■ **Records from a data source**
<<<<

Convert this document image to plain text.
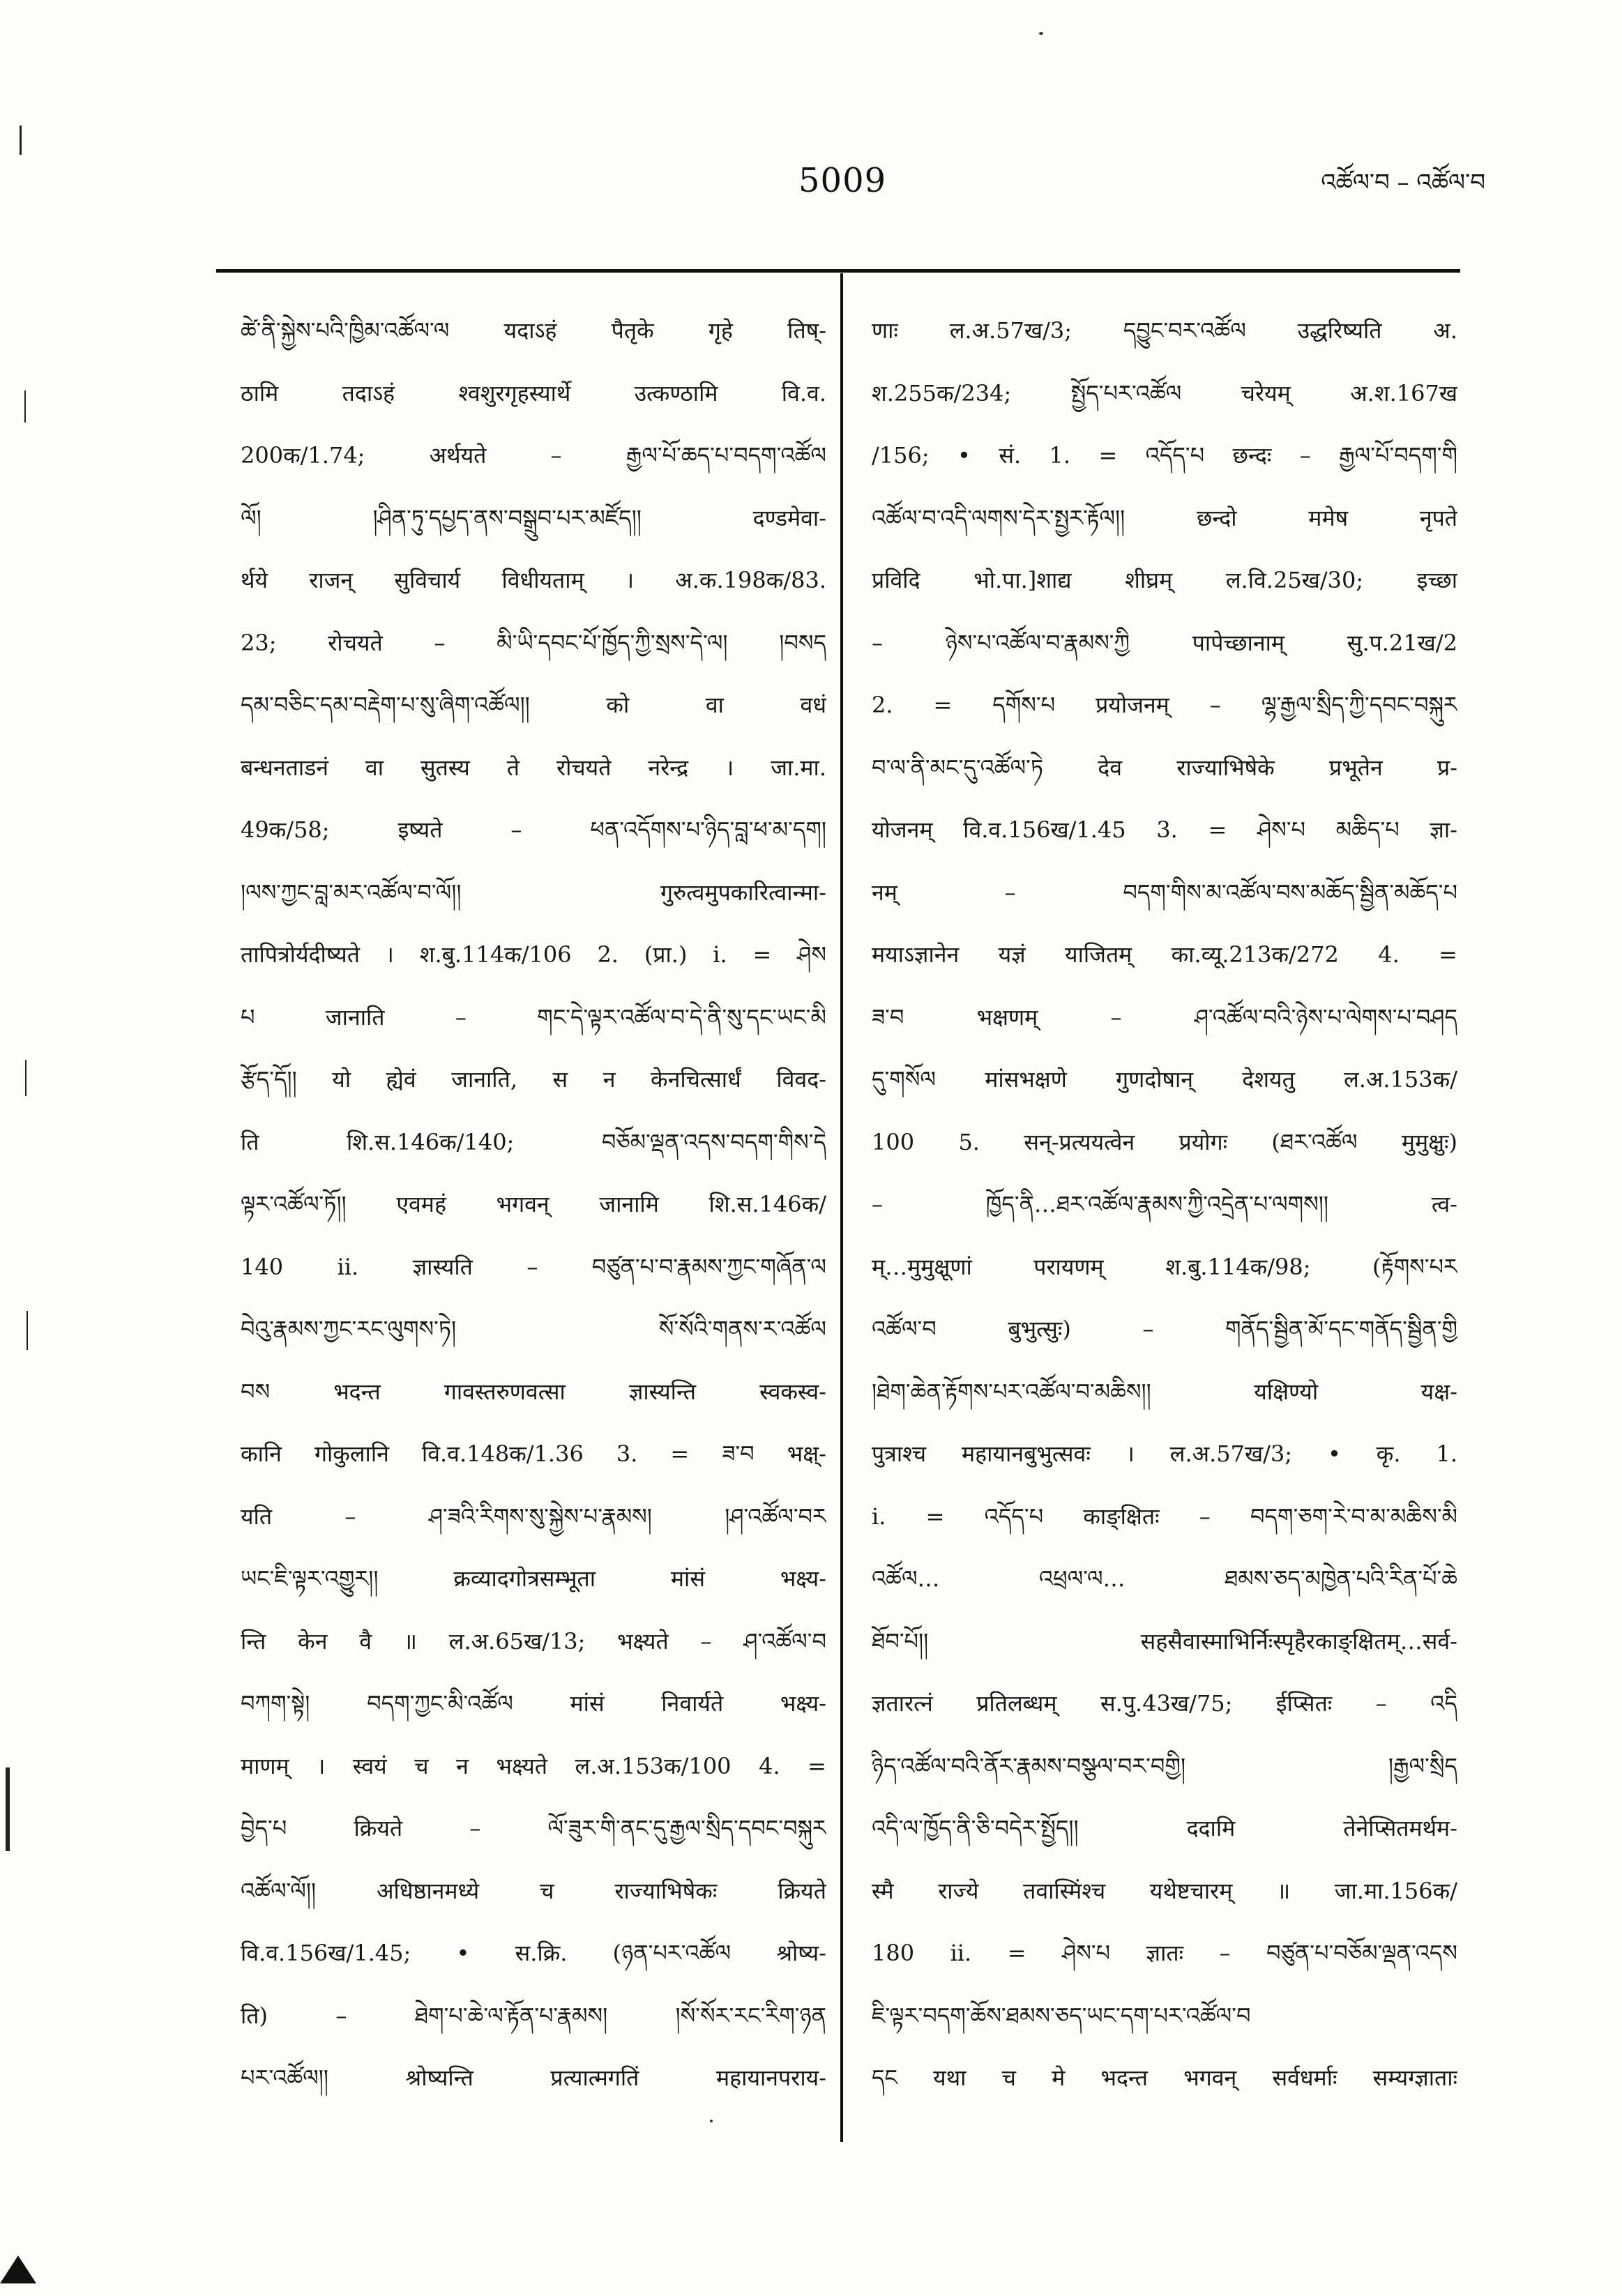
5009	འཚོལ་བ – འཚོལ་བ
ཚེ་ནི་སྐྱེས་པའི་ཁྱིམ་འཚོལ་ལ यदाऽहं पैतृके गृहे तिष्-
ठामि तदाऽहं श्वशुरगृहस्यार्थे उत्कण्ठामि वि.व.
200क/1.74; अर्थयते – རྒྱལ་པོ་ཆད་པ་བདག་འཚོལ
ལོ། །ཤིན་ཏུ་དཔྱད་ནས་བསྒྲུབ་པར་མཛོད།། दण्डमेवा-
र्थये राजन् सुविचार्य विधीयताम् । अ.क.198क/83.
23; रोचयते – མི་ཡི་དབང་པོ་ཁྱོད་ཀྱི་སྲས་དེ་ལ། །བསད
དམ་བཅིང་དམ་བརྡེག་པ་སུ་ཞིག་འཚོལ།། को वा वधं
बन्धनताडनं वा सुतस्य ते रोचयते नरेन्द्र । जा.मा.
49क/58; इष्यते – ཕན་འདོགས་པ་ཉིད་བླ་ཕ་མ་དག།
།ལས་ཀྱང་བླ་མར་འཚོལ་བ་ལོ།། गुरुत्वमुपकारित्वान्मा-
तापित्रोर्यदीष्यते । श.बु.114क/106 2. (प्रा.) i. = ཤེས
པ जानाति – གང་དེ་ལྟར་འཚོལ་བ་དེ་ནི་སུ་དང་ཡང་མི
རྩོད་དོ།། यो ह्येवं जानाति, स न केनचित्सार्धं विवद-
ति शि.स.146क/140; བཅོམ་ལྡན་འདས་བདག་གིས་དེ
ལྟར་འཚོལ་ཏོ།། एवमहं भगवन् जानामि शि.स.146क/
140 ii. ज्ञास्यति – བཙུན་པ་བ་རྣམས་ཀྱང་གཞོན་ལ
བེའུ་རྣམས་ཀྱང་རང་ལུགས་ཏེ། སོ་སོའི་གནས་ར་འཚོལ
བས भदन्त गावस्तरुणवत्सा ज्ञास्यन्ति स्वकस्व-
कानि गोकुलानि वि.व.148क/1.36 3. = ཟ་བ भक्ष्-
यति – ཤ་ཟའི་རིགས་སུ་སྐྱེས་པ་རྣམས། །ཤ་འཚོལ་བར
ཡང་ཇི་ལྟར་འགྱུར།། क्रव्यादगोत्रसम्भूता मांसं भक्ष्य-
न्ति केन वै ॥ ल.अ.65ख/13; भक्ष्यते – ཤ་འཚོལ་བ
བཀག་སྟེ། བདག་ཀྱང་མི་འཚོལ मांसं निवार्यते भक्ष्य-
माणम् । स्वयं च न भक्ष्यते ल.अ.153क/100 4. =
བྱེད་པ क्रियते – ལོ་ཟུར་གི་ནང་དུ་རྒྱལ་སྲིད་དབང་བསྐུར
འཚོལ་ལོ།། अधिष्ठानमध्ये च राज्याभिषेकः क्रियते
वि.व.156ख/1.45; • स.क्रि. (ཉན་པར་འཚོལ श्रोष्य-
ति) – ཐེག་པ་ཆེ་ལ་རྟོན་པ་རྣམས། །སོ་སོར་རང་རིག་ཉན
པར་འཚོལ།། श्रोष्यन्ति प्रत्यात्मगतिं महायानपराय-
णाः ल.अ.57ख/3; དབྱུང་བར་འཚོལ उद्धरिष्यति अ.
श.255क/234; སྤྱོད་པར་འཚོལ चरेयम् अ.श.167ख
/156; • सं. 1. = འདོད་པ छन्दः – རྒྱལ་པོ་བདག་གི
འཚོལ་བ་འདི་ལགས་དེར་སྤྱར་རྟོལ།། छन्दो ममेष नृपते
प्रविदि भो.पा.]शाद्य शीघ्रम् ल.वि.25ख/30; इच्छा
– ཉེས་པ་འཚོལ་བ་རྣམས་ཀྱི पापेच्छानाम् सु.प.21ख/2
2. = དགོས་པ प्रयोजनम् – ལྷ་རྒྱལ་སྲིད་ཀྱི་དབང་བསྐུར
བ་ལ་ནི་མང་དུ་འཚོལ་ཏེ देव राज्याभिषेके प्रभूतेन प्र-
योजनम् वि.व.156ख/1.45 3. = ཤེས་པ མཆིད་པ ज्ञा-
नम् – བདག་གིས་མ་འཚོལ་བས་མཆོད་སྦྱིན་མཆོད་པ
मयाऽज्ञानेन यज्ञं याजितम् का.व्यू.213क/272 4. =
ཟ་བ भक्षणम् – ཤ་འཚོལ་བའི་ཉེས་པ་ལེགས་པ་བཤད
དུ་གསོལ मांसभक्षणे गुणदोषान् देशयतु ल.अ.153क/
100 5. सन्-प्रत्ययत्वेन प्रयोगः (ཐར་འཚོལ मुमुक्षुः)
– ཁྱོད་ནི…ཐར་འཚོལ་རྣམས་ཀྱི་འདྲེན་པ་ལགས།། त्व-
म्…मुमुक्षूणां परायणम् श.बु.114क/98; (རྟོགས་པར
འཚོལ་བ बुभुत्सुः) – གནོད་སྦྱིན་མོ་དང་གནོད་སྦྱིན་གྱི
།ཐེག་ཆེན་རྟོགས་པར་འཚོལ་བ་མཆིས།། यक्षिण्यो यक्ष-
पुत्राश्च महायानबुभुत्सवः । ल.अ.57ख/3; • कृ. 1.
i. = འདོད་པ काङ्क्षितः – བདག་ཅག་རེ་བ་མ་མཆིས་མི
འཚོལ… འཕྲལ་ལ… ཐམས་ཅད་མཁྱེན་པའི་རིན་པོ་ཆེ
ཐོབ་པོ།། सहसैवास्माभिर्निःस्पृहैरकाङ्क्षितम्…सर्व-
ज्ञतारत्नं प्रतिलब्धम् स.पु.43ख/75; ईप्सितः – འདི
ཉིད་འཚོལ་བའི་ནོར་རྣམས་བསྩལ་བར་བགྱི། །རྒྱལ་སྲིད
འདི་ལ་ཁྱོད་ནི་ཅི་བདེར་སྤྱོད།། ददामि तेनेप्सितमर्थम-
स्मै राज्ये तवास्मिंश्च यथेष्टचारम् ॥ जा.मा.156क/
180 ii. = ཤེས་པ ज्ञातः – བཙུན་པ་བཅོམ་ལྡན་འདས
ཇི་ལྟར་བདག་ཆོས་ཐམས་ཅད་ཡང་དག་པར་འཚོལ་བ
དང यथा च मे भदन्त भगवन् सर्वधर्माः सम्यग्ज्ञाताः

>>>>

Identify and list each line with the word "भगवन".

ལྟར་འཚོལ་ཏོ།། एवमहं भगवन् जानामि शि.स.146क/
དང यथा च मे भदन्त भगवन् सर्वधर्माः सम्यग्ज्ञाताः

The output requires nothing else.